[Dataset records]
------------

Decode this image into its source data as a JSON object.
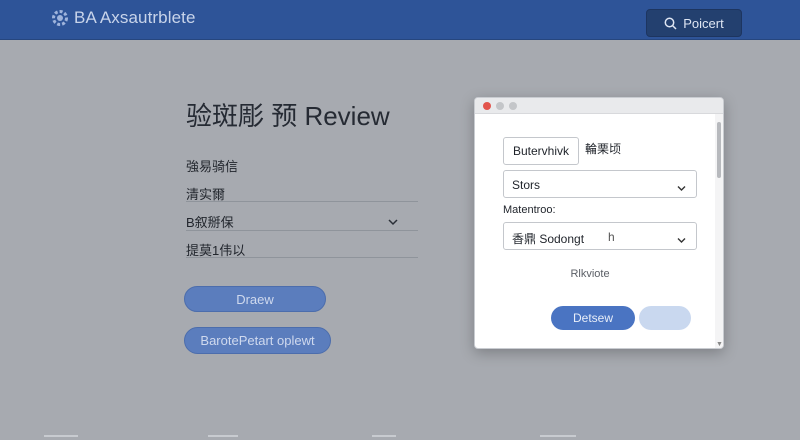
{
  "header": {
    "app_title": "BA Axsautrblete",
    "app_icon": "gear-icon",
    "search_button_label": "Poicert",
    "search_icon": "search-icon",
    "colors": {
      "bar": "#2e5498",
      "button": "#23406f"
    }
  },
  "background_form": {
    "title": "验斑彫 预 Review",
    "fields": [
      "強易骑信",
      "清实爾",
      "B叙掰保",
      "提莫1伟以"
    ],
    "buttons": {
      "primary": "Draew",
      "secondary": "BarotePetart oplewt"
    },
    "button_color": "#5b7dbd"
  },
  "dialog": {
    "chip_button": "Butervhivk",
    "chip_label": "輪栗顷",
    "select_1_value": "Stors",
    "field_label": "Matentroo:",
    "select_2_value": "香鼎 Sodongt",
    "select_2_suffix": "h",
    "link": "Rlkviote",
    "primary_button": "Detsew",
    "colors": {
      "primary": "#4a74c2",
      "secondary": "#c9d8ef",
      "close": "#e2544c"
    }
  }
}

------------

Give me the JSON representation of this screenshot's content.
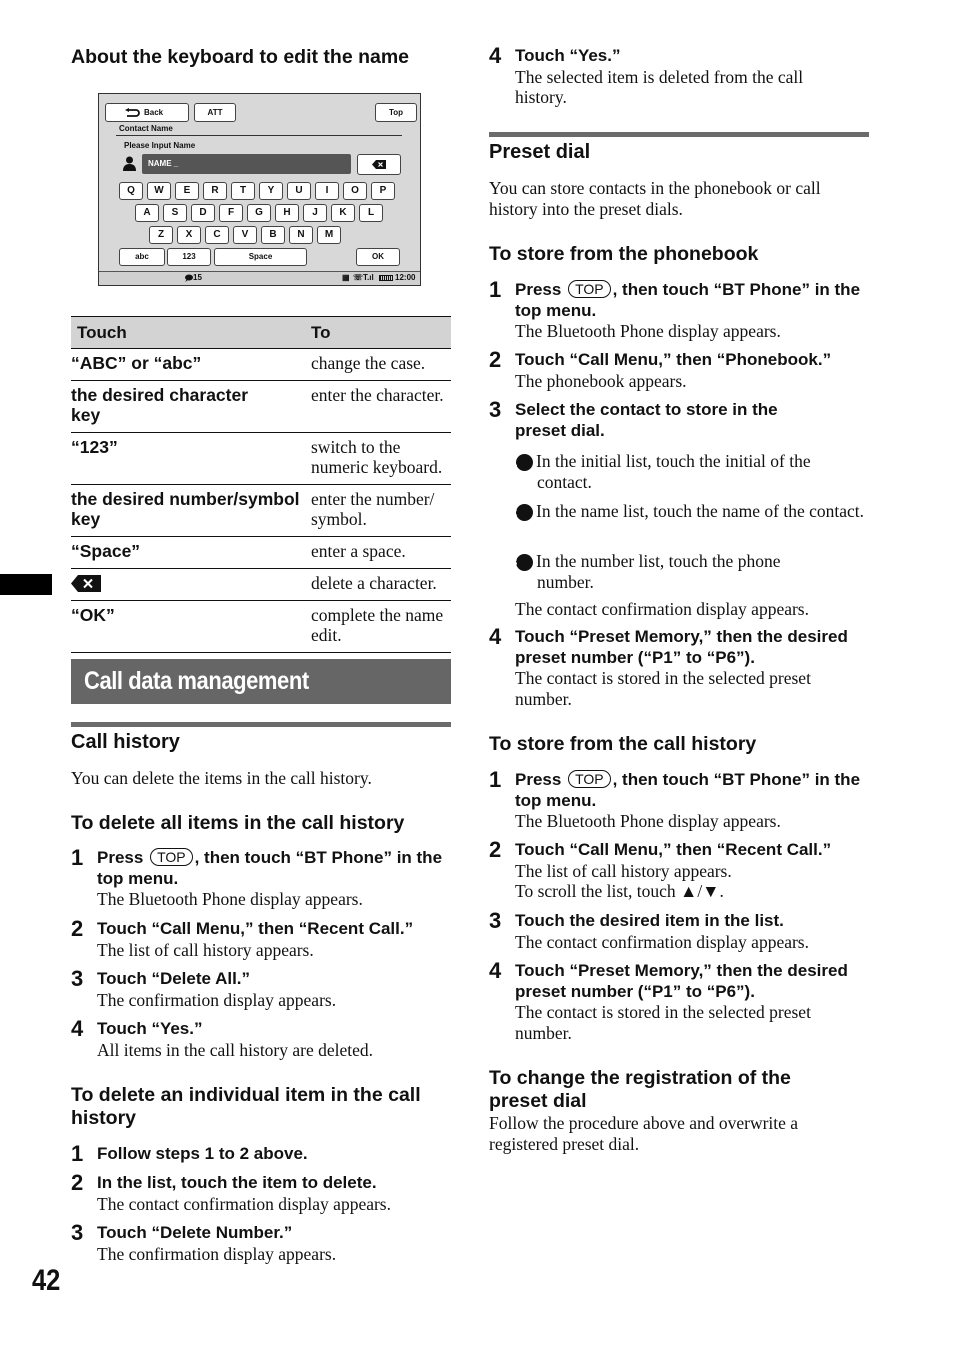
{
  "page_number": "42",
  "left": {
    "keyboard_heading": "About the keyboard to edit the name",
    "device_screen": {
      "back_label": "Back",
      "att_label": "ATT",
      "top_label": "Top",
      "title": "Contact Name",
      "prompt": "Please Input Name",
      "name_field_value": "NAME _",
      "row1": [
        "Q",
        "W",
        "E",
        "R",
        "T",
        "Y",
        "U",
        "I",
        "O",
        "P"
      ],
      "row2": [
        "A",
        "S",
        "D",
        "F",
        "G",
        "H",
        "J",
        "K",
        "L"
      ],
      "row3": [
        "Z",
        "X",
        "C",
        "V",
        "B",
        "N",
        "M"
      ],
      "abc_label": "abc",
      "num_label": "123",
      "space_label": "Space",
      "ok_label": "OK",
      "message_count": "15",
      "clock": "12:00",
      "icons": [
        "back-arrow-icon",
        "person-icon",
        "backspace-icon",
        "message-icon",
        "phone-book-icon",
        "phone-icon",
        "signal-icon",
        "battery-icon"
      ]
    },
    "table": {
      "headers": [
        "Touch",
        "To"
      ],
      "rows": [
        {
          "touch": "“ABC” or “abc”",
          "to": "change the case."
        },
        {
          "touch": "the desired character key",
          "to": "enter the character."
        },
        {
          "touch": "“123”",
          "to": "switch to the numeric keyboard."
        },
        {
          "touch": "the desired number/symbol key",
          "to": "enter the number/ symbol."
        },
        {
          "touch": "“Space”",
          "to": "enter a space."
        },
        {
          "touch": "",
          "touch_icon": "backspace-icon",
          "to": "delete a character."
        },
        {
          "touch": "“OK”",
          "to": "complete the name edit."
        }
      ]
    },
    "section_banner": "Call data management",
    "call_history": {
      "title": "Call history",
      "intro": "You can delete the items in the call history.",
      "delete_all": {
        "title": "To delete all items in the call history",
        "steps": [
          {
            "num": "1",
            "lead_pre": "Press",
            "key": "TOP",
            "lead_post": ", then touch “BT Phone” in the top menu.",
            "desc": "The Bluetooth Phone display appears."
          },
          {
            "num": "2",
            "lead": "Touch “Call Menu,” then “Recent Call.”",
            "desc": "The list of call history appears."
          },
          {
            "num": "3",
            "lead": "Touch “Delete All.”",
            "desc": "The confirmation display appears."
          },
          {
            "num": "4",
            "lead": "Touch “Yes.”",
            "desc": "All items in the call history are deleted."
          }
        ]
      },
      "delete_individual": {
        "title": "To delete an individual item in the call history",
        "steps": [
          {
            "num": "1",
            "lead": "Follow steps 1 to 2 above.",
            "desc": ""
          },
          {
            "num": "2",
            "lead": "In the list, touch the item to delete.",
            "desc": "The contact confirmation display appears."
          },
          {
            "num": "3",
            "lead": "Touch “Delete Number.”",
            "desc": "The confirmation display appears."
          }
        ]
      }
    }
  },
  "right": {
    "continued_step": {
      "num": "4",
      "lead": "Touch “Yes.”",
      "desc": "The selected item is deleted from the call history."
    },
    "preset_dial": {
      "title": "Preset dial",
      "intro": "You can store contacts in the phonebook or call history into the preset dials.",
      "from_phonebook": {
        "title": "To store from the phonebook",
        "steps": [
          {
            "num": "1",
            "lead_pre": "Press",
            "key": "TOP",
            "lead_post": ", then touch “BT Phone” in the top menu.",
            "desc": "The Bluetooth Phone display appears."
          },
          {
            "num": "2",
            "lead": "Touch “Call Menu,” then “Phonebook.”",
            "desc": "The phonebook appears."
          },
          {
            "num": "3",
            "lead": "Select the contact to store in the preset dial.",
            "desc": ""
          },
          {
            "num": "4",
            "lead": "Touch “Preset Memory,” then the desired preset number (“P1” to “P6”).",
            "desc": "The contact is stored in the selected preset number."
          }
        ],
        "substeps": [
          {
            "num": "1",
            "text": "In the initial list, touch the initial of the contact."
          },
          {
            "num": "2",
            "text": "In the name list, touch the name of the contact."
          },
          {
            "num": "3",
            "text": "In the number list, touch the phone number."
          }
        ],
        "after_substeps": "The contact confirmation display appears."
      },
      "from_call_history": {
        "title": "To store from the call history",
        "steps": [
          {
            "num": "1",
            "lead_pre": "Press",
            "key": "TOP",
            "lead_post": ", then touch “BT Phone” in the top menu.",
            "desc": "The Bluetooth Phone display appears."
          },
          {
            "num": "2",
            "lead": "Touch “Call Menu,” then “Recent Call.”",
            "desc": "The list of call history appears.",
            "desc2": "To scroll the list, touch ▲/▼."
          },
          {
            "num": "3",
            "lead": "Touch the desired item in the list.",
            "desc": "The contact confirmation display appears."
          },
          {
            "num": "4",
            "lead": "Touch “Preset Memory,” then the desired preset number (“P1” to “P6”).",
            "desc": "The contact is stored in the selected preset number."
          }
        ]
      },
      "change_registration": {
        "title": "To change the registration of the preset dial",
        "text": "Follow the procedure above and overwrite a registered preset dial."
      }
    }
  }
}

------------

Copy out every line of the data that includes the word "symbol".

          "touch": "the desired number/symbol key",
          "to": "enter the number/ symbol."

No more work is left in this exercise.